-- Begin --
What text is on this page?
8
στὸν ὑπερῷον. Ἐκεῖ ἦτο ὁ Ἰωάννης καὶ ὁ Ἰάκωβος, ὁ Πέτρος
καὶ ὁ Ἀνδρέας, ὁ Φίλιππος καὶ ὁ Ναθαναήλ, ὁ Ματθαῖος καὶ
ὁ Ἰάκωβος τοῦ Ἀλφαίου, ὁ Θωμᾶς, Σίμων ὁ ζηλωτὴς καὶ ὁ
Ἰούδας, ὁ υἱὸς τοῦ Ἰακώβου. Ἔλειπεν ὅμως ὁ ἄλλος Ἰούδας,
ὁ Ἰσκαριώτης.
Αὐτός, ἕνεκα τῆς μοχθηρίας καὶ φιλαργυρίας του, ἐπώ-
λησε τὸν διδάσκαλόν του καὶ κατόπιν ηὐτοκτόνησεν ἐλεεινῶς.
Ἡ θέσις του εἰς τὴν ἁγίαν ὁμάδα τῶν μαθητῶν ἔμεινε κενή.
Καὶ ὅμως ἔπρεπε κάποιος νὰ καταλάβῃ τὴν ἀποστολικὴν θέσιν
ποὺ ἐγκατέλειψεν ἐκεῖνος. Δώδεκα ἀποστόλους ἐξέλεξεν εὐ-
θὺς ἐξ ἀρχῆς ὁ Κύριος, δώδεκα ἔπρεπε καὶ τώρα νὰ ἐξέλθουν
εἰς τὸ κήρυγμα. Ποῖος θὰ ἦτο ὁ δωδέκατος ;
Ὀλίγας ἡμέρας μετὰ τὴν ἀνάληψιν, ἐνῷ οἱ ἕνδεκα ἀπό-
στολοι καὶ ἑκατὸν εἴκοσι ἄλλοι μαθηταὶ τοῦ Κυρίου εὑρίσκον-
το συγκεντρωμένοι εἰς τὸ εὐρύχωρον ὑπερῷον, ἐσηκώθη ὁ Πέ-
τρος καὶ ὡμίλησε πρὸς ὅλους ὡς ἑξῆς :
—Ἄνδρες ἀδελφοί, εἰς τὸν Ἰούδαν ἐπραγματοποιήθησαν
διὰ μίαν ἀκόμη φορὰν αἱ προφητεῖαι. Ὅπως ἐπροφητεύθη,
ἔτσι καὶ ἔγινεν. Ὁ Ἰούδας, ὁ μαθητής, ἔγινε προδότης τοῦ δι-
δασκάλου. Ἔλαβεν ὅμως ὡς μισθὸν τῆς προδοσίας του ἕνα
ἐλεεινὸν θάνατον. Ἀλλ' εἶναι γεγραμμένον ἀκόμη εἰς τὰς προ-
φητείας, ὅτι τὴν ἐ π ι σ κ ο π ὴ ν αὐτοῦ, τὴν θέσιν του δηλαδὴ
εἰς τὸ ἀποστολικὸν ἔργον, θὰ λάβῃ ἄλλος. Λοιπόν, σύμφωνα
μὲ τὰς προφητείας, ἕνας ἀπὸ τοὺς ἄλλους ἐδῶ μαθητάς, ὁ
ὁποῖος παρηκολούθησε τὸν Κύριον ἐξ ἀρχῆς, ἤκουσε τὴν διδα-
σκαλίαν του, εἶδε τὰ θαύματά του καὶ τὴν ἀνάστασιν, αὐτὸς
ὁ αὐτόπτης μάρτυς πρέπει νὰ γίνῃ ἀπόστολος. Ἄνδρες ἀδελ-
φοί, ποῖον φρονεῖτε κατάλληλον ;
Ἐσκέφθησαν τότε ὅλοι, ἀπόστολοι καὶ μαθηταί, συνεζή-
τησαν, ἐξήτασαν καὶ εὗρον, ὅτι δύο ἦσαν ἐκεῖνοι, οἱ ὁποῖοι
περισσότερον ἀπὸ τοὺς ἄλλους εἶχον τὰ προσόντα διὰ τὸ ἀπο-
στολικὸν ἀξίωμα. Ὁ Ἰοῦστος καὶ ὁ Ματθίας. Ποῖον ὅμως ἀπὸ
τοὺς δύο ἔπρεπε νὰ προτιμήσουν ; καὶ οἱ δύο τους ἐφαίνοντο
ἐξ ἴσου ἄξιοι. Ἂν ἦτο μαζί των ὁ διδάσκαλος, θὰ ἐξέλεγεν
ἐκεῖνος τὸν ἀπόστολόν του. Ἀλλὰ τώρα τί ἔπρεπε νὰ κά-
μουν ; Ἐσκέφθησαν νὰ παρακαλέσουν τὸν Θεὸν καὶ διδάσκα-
-- End --
Above are some records. Print them all exactly.

What text is on this page?
8
στὸν ὑπερῷον. Ἐκεῖ ἦτο ὁ Ἰωάννης καὶ ὁ Ἰάκωβος, ὁ Πέτρος
καὶ ὁ Ἀνδρέας, ὁ Φίλιππος καὶ ὁ Ναθαναήλ, ὁ Ματθαῖος καὶ
ὁ Ἰάκωβος τοῦ Ἀλφαίου, ὁ Θωμᾶς, Σίμων ὁ ζηλωτὴς καὶ ὁ
Ἰούδας, ὁ υἱὸς τοῦ Ἰακώβου. Ἔλειπεν ὅμως ὁ ἄλλος Ἰούδας,
ὁ Ἰσκαριώτης.
Αὐτός, ἕνεκα τῆς μοχθηρίας καὶ φιλαργυρίας του, ἐπώ-
λησε τὸν διδάσκαλόν του καὶ κατόπιν ηὐτοκτόνησεν ἐλεεινῶς.
Ἡ θέσις του εἰς τὴν ἁγίαν ὁμάδα τῶν μαθητῶν ἔμεινε κενή.
Καὶ ὅμως ἔπρεπε κάποιος νὰ καταλάβῃ τὴν ἀποστολικὴν θέσιν
ποὺ ἐγκατέλειψεν ἐκεῖνος. Δώδεκα ἀποστόλους ἐξέλεξεν εὐ-
θὺς ἐξ ἀρχῆς ὁ Κύριος, δώδεκα ἔπρεπε καὶ τώρα νὰ ἐξέλθουν
εἰς τὸ κήρυγμα. Ποῖος θὰ ἦτο ὁ δωδέκατος ;
Ὀλίγας ἡμέρας μετὰ τὴν ἀνάληψιν, ἐνῷ οἱ ἕνδεκα ἀπό-
στολοι καὶ ἑκατὸν εἴκοσι ἄλλοι μαθηταὶ τοῦ Κυρίου εὑρίσκον-
το συγκεντρωμένοι εἰς τὸ εὐρύχωρον ὑπερῷον, ἐσηκώθη ὁ Πέ-
τρος καὶ ὡμίλησε πρὸς ὅλους ὡς ἑξῆς :
—Ἄνδρες ἀδελφοί, εἰς τὸν Ἰούδαν ἐπραγματοποιήθησαν
διὰ μίαν ἀκόμη φορὰν αἱ προφητεῖαι. Ὅπως ἐπροφητεύθη,
ἔτσι καὶ ἔγινεν. Ὁ Ἰούδας, ὁ μαθητής, ἔγινε προδότης τοῦ δι-
δασκάλου. Ἔλαβεν ὅμως ὡς μισθὸν τῆς προδοσίας του ἕνα
ἐλεεινὸν θάνατον. Ἀλλ' εἶναι γεγραμμένον ἀκόμη εἰς τὰς προ-
φητείας, ὅτι τὴν ἐ π ι σ κ ο π ὴ ν αὐτοῦ, τὴν θέσιν του δηλαδὴ
εἰς τὸ ἀποστολικὸν ἔργον, θὰ λάβῃ ἄλλος. Λοιπόν, σύμφωνα
μὲ τὰς προφητείας, ἕνας ἀπὸ τοὺς ἄλλους ἐδῶ μαθητάς, ὁ
ὁποῖος παρηκολούθησε τὸν Κύριον ἐξ ἀρχῆς, ἤκουσε τὴν διδα-
σκαλίαν του, εἶδε τὰ θαύματά του καὶ τὴν ἀνάστασιν, αὐτὸς
ὁ αὐτόπτης μάρτυς πρέπει νὰ γίνῃ ἀπόστολος. Ἄνδρες ἀδελ-
φοί, ποῖον φρονεῖτε κατάλληλον ;
Ἐσκέφθησαν τότε ὅλοι, ἀπόστολοι καὶ μαθηταί, συνεζή-
τησαν, ἐξήτασαν καὶ εὗρον, ὅτι δύο ἦσαν ἐκεῖνοι, οἱ ὁποῖοι
περισσότερον ἀπὸ τοὺς ἄλλους εἶχον τὰ προσόντα διὰ τὸ ἀπο-
στολικὸν ἀξίωμα. Ὁ Ἰοῦστος καὶ ὁ Ματθίας. Ποῖον ὅμως ἀπὸ
τοὺς δύο ἔπρεπε νὰ προτιμήσουν ; καὶ οἱ δύο τους ἐφαίνοντο
ἐξ ἴσου ἄξιοι. Ἂν ἦτο μαζί των ὁ διδάσκαλος, θὰ ἐξέλεγεν
ἐκεῖνος τὸν ἀπόστολόν του. Ἀλλὰ τώρα τί ἔπρεπε νὰ κά-
μουν ; Ἐσκέφθησαν νὰ παρακαλέσουν τὸν Θεὸν καὶ διδάσκα-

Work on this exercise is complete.